---- Input rows

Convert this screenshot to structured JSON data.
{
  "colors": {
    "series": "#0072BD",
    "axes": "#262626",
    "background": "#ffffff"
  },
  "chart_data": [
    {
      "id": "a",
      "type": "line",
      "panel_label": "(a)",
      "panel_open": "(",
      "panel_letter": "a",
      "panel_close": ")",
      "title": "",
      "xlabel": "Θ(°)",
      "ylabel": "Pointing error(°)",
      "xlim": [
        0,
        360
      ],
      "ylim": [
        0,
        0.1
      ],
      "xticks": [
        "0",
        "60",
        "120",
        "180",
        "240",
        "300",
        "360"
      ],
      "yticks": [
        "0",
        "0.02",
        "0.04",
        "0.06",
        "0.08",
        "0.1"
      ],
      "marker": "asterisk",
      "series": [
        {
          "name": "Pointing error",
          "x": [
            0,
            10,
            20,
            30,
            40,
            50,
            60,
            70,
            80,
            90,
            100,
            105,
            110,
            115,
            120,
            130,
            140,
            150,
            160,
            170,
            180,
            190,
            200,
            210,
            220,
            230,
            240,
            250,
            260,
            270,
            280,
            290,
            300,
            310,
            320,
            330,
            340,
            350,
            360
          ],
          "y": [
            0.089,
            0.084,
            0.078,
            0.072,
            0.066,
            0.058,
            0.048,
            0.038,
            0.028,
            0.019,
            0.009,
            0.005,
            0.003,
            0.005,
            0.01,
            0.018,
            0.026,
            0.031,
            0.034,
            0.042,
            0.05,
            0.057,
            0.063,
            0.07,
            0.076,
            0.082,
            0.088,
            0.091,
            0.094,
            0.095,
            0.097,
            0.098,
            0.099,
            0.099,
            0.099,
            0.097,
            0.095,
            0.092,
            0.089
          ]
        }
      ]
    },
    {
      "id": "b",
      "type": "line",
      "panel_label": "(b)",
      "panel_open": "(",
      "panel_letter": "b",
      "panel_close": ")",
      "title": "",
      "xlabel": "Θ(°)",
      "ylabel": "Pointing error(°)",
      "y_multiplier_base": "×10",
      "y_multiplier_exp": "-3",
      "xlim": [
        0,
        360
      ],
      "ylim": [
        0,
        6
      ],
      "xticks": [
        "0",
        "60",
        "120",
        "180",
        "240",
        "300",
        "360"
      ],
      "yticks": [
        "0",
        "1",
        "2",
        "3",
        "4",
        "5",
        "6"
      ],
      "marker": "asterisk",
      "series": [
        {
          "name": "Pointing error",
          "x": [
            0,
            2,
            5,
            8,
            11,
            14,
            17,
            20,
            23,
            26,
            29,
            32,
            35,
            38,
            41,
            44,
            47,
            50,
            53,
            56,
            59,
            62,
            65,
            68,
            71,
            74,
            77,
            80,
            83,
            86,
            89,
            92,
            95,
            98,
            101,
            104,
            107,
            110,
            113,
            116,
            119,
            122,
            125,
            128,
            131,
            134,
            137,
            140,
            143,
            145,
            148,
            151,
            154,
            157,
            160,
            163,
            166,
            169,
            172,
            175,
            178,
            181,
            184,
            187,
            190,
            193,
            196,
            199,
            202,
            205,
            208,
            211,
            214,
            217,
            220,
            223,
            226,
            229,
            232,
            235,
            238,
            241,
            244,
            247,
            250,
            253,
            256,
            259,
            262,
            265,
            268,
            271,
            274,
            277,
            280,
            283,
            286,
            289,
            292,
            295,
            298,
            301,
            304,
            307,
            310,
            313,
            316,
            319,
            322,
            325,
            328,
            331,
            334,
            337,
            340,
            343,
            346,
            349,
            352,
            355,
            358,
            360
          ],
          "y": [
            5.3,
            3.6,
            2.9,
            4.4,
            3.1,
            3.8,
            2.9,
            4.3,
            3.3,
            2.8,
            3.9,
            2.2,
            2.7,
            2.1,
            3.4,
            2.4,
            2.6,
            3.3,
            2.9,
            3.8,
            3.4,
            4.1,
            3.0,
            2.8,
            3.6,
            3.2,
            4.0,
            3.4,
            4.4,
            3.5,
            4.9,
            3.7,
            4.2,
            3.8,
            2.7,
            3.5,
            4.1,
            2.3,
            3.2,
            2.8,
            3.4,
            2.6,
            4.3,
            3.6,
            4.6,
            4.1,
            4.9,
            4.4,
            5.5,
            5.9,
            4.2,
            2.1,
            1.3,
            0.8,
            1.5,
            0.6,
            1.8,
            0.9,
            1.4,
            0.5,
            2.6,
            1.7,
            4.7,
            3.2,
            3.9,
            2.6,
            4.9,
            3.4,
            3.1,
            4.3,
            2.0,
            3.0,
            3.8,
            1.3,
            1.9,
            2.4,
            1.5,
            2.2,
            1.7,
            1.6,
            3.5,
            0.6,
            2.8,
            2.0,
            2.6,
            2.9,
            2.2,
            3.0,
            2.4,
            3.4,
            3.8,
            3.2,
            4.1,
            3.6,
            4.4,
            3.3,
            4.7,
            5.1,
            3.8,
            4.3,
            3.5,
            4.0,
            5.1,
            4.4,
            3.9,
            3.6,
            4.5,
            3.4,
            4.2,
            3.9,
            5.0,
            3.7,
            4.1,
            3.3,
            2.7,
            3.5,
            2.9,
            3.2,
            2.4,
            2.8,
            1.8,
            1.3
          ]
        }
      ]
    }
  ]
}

--------

Print all of the entries exactly as they are written.

Convert this screenshot to structured JSON data.
{
  "colors": {
    "series": "#0072BD",
    "axes": "#262626",
    "background": "#ffffff"
  },
  "chart_data": [
    {
      "id": "a",
      "type": "line",
      "panel_label": "(a)",
      "panel_open": "(",
      "panel_letter": "a",
      "panel_close": ")",
      "title": "",
      "xlabel": "Θ(°)",
      "ylabel": "Pointing error(°)",
      "xlim": [
        0,
        360
      ],
      "ylim": [
        0,
        0.1
      ],
      "xticks": [
        "0",
        "60",
        "120",
        "180",
        "240",
        "300",
        "360"
      ],
      "yticks": [
        "0",
        "0.02",
        "0.04",
        "0.06",
        "0.08",
        "0.1"
      ],
      "marker": "asterisk",
      "series": [
        {
          "name": "Pointing error",
          "x": [
            0,
            10,
            20,
            30,
            40,
            50,
            60,
            70,
            80,
            90,
            100,
            105,
            110,
            115,
            120,
            130,
            140,
            150,
            160,
            170,
            180,
            190,
            200,
            210,
            220,
            230,
            240,
            250,
            260,
            270,
            280,
            290,
            300,
            310,
            320,
            330,
            340,
            350,
            360
          ],
          "y": [
            0.089,
            0.084,
            0.078,
            0.072,
            0.066,
            0.058,
            0.048,
            0.038,
            0.028,
            0.019,
            0.009,
            0.005,
            0.003,
            0.005,
            0.01,
            0.018,
            0.026,
            0.031,
            0.034,
            0.042,
            0.05,
            0.057,
            0.063,
            0.07,
            0.076,
            0.082,
            0.088,
            0.091,
            0.094,
            0.095,
            0.097,
            0.098,
            0.099,
            0.099,
            0.099,
            0.097,
            0.095,
            0.092,
            0.089
          ]
        }
      ]
    },
    {
      "id": "b",
      "type": "line",
      "panel_label": "(b)",
      "panel_open": "(",
      "panel_letter": "b",
      "panel_close": ")",
      "title": "",
      "xlabel": "Θ(°)",
      "ylabel": "Pointing error(°)",
      "y_multiplier_base": "×10",
      "y_multiplier_exp": "-3",
      "xlim": [
        0,
        360
      ],
      "ylim": [
        0,
        6
      ],
      "xticks": [
        "0",
        "60",
        "120",
        "180",
        "240",
        "300",
        "360"
      ],
      "yticks": [
        "0",
        "1",
        "2",
        "3",
        "4",
        "5",
        "6"
      ],
      "marker": "asterisk",
      "series": [
        {
          "name": "Pointing error",
          "x": [
            0,
            2,
            5,
            8,
            11,
            14,
            17,
            20,
            23,
            26,
            29,
            32,
            35,
            38,
            41,
            44,
            47,
            50,
            53,
            56,
            59,
            62,
            65,
            68,
            71,
            74,
            77,
            80,
            83,
            86,
            89,
            92,
            95,
            98,
            101,
            104,
            107,
            110,
            113,
            116,
            119,
            122,
            125,
            128,
            131,
            134,
            137,
            140,
            143,
            145,
            148,
            151,
            154,
            157,
            160,
            163,
            166,
            169,
            172,
            175,
            178,
            181,
            184,
            187,
            190,
            193,
            196,
            199,
            202,
            205,
            208,
            211,
            214,
            217,
            220,
            223,
            226,
            229,
            232,
            235,
            238,
            241,
            244,
            247,
            250,
            253,
            256,
            259,
            262,
            265,
            268,
            271,
            274,
            277,
            280,
            283,
            286,
            289,
            292,
            295,
            298,
            301,
            304,
            307,
            310,
            313,
            316,
            319,
            322,
            325,
            328,
            331,
            334,
            337,
            340,
            343,
            346,
            349,
            352,
            355,
            358,
            360
          ],
          "y": [
            5.3,
            3.6,
            2.9,
            4.4,
            3.1,
            3.8,
            2.9,
            4.3,
            3.3,
            2.8,
            3.9,
            2.2,
            2.7,
            2.1,
            3.4,
            2.4,
            2.6,
            3.3,
            2.9,
            3.8,
            3.4,
            4.1,
            3.0,
            2.8,
            3.6,
            3.2,
            4.0,
            3.4,
            4.4,
            3.5,
            4.9,
            3.7,
            4.2,
            3.8,
            2.7,
            3.5,
            4.1,
            2.3,
            3.2,
            2.8,
            3.4,
            2.6,
            4.3,
            3.6,
            4.6,
            4.1,
            4.9,
            4.4,
            5.5,
            5.9,
            4.2,
            2.1,
            1.3,
            0.8,
            1.5,
            0.6,
            1.8,
            0.9,
            1.4,
            0.5,
            2.6,
            1.7,
            4.7,
            3.2,
            3.9,
            2.6,
            4.9,
            3.4,
            3.1,
            4.3,
            2.0,
            3.0,
            3.8,
            1.3,
            1.9,
            2.4,
            1.5,
            2.2,
            1.7,
            1.6,
            3.5,
            0.6,
            2.8,
            2.0,
            2.6,
            2.9,
            2.2,
            3.0,
            2.4,
            3.4,
            3.8,
            3.2,
            4.1,
            3.6,
            4.4,
            3.3,
            4.7,
            5.1,
            3.8,
            4.3,
            3.5,
            4.0,
            5.1,
            4.4,
            3.9,
            3.6,
            4.5,
            3.4,
            4.2,
            3.9,
            5.0,
            3.7,
            4.1,
            3.3,
            2.7,
            3.5,
            2.9,
            3.2,
            2.4,
            2.8,
            1.8,
            1.3
          ]
        }
      ]
    }
  ]
}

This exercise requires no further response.